**Work required:**
Transcribe the records below exactly.
— Start of Materials provided —
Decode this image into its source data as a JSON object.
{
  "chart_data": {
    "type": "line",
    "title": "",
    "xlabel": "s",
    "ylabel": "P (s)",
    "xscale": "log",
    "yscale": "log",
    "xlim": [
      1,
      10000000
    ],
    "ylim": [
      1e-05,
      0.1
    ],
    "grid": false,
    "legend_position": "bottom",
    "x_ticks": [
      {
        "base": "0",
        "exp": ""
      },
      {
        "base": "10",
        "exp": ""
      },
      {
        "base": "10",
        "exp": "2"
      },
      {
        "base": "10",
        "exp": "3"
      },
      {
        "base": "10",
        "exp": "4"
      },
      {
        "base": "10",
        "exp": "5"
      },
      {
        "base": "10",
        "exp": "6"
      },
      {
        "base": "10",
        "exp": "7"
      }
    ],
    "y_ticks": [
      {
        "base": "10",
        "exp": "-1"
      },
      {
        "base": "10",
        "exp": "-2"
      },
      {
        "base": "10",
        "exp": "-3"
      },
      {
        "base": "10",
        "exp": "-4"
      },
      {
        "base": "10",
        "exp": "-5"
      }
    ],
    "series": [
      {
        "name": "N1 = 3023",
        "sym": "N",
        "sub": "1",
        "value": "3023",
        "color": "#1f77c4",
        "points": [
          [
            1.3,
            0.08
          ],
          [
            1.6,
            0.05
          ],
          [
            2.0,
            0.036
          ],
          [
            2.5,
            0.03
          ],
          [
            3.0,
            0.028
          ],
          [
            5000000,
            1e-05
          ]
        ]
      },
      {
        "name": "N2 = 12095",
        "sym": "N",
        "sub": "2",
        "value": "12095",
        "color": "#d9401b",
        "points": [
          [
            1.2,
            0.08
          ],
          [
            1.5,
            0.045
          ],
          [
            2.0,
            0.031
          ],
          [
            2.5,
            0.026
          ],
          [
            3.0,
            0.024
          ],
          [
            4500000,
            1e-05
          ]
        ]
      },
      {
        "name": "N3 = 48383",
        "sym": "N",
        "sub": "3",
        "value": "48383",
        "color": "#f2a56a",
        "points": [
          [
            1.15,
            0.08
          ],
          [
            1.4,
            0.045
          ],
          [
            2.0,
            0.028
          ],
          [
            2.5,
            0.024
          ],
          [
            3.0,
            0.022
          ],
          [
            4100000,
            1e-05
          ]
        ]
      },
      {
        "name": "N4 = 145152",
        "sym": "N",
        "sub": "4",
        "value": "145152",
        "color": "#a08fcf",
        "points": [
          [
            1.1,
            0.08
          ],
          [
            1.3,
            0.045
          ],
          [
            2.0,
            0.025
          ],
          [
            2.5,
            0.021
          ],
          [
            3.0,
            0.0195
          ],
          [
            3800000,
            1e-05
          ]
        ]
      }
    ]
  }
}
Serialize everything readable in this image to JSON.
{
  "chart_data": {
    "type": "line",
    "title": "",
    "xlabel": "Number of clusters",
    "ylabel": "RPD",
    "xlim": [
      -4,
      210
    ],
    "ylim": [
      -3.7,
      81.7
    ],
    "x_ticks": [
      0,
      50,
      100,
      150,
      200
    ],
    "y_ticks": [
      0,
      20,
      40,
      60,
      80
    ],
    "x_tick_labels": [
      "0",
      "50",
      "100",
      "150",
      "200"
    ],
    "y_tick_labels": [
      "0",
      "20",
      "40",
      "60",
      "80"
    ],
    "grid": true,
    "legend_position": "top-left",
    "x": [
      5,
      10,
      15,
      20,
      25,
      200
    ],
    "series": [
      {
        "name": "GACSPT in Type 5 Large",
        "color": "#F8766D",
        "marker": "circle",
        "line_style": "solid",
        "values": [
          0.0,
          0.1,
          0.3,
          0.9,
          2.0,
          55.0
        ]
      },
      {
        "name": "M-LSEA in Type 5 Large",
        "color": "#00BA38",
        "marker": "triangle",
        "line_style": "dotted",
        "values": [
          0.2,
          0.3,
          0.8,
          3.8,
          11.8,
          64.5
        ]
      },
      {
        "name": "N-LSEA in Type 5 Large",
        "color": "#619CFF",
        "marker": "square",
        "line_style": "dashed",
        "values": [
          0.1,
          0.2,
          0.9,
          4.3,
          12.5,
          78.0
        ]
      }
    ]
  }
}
— End of Materials provided —
**The output:**
Decode this image into its source data as a JSON object.
{
  "chart_data": {
    "type": "line",
    "title": "",
    "xlabel": "s",
    "ylabel": "P (s)",
    "xscale": "log",
    "yscale": "log",
    "xlim": [
      1,
      10000000
    ],
    "ylim": [
      1e-05,
      0.1
    ],
    "grid": false,
    "legend_position": "bottom",
    "x_ticks": [
      {
        "base": "0",
        "exp": ""
      },
      {
        "base": "10",
        "exp": ""
      },
      {
        "base": "10",
        "exp": "2"
      },
      {
        "base": "10",
        "exp": "3"
      },
      {
        "base": "10",
        "exp": "4"
      },
      {
        "base": "10",
        "exp": "5"
      },
      {
        "base": "10",
        "exp": "6"
      },
      {
        "base": "10",
        "exp": "7"
      }
    ],
    "y_ticks": [
      {
        "base": "10",
        "exp": "-1"
      },
      {
        "base": "10",
        "exp": "-2"
      },
      {
        "base": "10",
        "exp": "-3"
      },
      {
        "base": "10",
        "exp": "-4"
      },
      {
        "base": "10",
        "exp": "-5"
      }
    ],
    "series": [
      {
        "name": "N1 = 3023",
        "sym": "N",
        "sub": "1",
        "value": "3023",
        "color": "#1f77c4",
        "points": [
          [
            1.3,
            0.08
          ],
          [
            1.6,
            0.05
          ],
          [
            2.0,
            0.036
          ],
          [
            2.5,
            0.03
          ],
          [
            3.0,
            0.028
          ],
          [
            5000000,
            1e-05
          ]
        ]
      },
      {
        "name": "N2 = 12095",
        "sym": "N",
        "sub": "2",
        "value": "12095",
        "color": "#d9401b",
        "points": [
          [
            1.2,
            0.08
          ],
          [
            1.5,
            0.045
          ],
          [
            2.0,
            0.031
          ],
          [
            2.5,
            0.026
          ],
          [
            3.0,
            0.024
          ],
          [
            4500000,
            1e-05
          ]
        ]
      },
      {
        "name": "N3 = 48383",
        "sym": "N",
        "sub": "3",
        "value": "48383",
        "color": "#f2a56a",
        "points": [
          [
            1.15,
            0.08
          ],
          [
            1.4,
            0.045
          ],
          [
            2.0,
            0.028
          ],
          [
            2.5,
            0.024
          ],
          [
            3.0,
            0.022
          ],
          [
            4100000,
            1e-05
          ]
        ]
      },
      {
        "name": "N4 = 145152",
        "sym": "N",
        "sub": "4",
        "value": "145152",
        "color": "#a08fcf",
        "points": [
          [
            1.1,
            0.08
          ],
          [
            1.3,
            0.045
          ],
          [
            2.0,
            0.025
          ],
          [
            2.5,
            0.021
          ],
          [
            3.0,
            0.0195
          ],
          [
            3800000,
            1e-05
          ]
        ]
      }
    ]
  }
}
Serialize everything readable in this image to JSON.
{
  "chart_data": {
    "type": "line",
    "title": "",
    "xlabel": "Number of clusters",
    "ylabel": "RPD",
    "xlim": [
      -4,
      210
    ],
    "ylim": [
      -3.7,
      81.7
    ],
    "x_ticks": [
      0,
      50,
      100,
      150,
      200
    ],
    "y_ticks": [
      0,
      20,
      40,
      60,
      80
    ],
    "x_tick_labels": [
      "0",
      "50",
      "100",
      "150",
      "200"
    ],
    "y_tick_labels": [
      "0",
      "20",
      "40",
      "60",
      "80"
    ],
    "grid": true,
    "legend_position": "top-left",
    "x": [
      5,
      10,
      15,
      20,
      25,
      200
    ],
    "series": [
      {
        "name": "GACSPT in Type 5 Large",
        "color": "#F8766D",
        "marker": "circle",
        "line_style": "solid",
        "values": [
          0.0,
          0.1,
          0.3,
          0.9,
          2.0,
          55.0
        ]
      },
      {
        "name": "M-LSEA in Type 5 Large",
        "color": "#00BA38",
        "marker": "triangle",
        "line_style": "dotted",
        "values": [
          0.2,
          0.3,
          0.8,
          3.8,
          11.8,
          64.5
        ]
      },
      {
        "name": "N-LSEA in Type 5 Large",
        "color": "#619CFF",
        "marker": "square",
        "line_style": "dashed",
        "values": [
          0.1,
          0.2,
          0.9,
          4.3,
          12.5,
          78.0
        ]
      }
    ]
  }
}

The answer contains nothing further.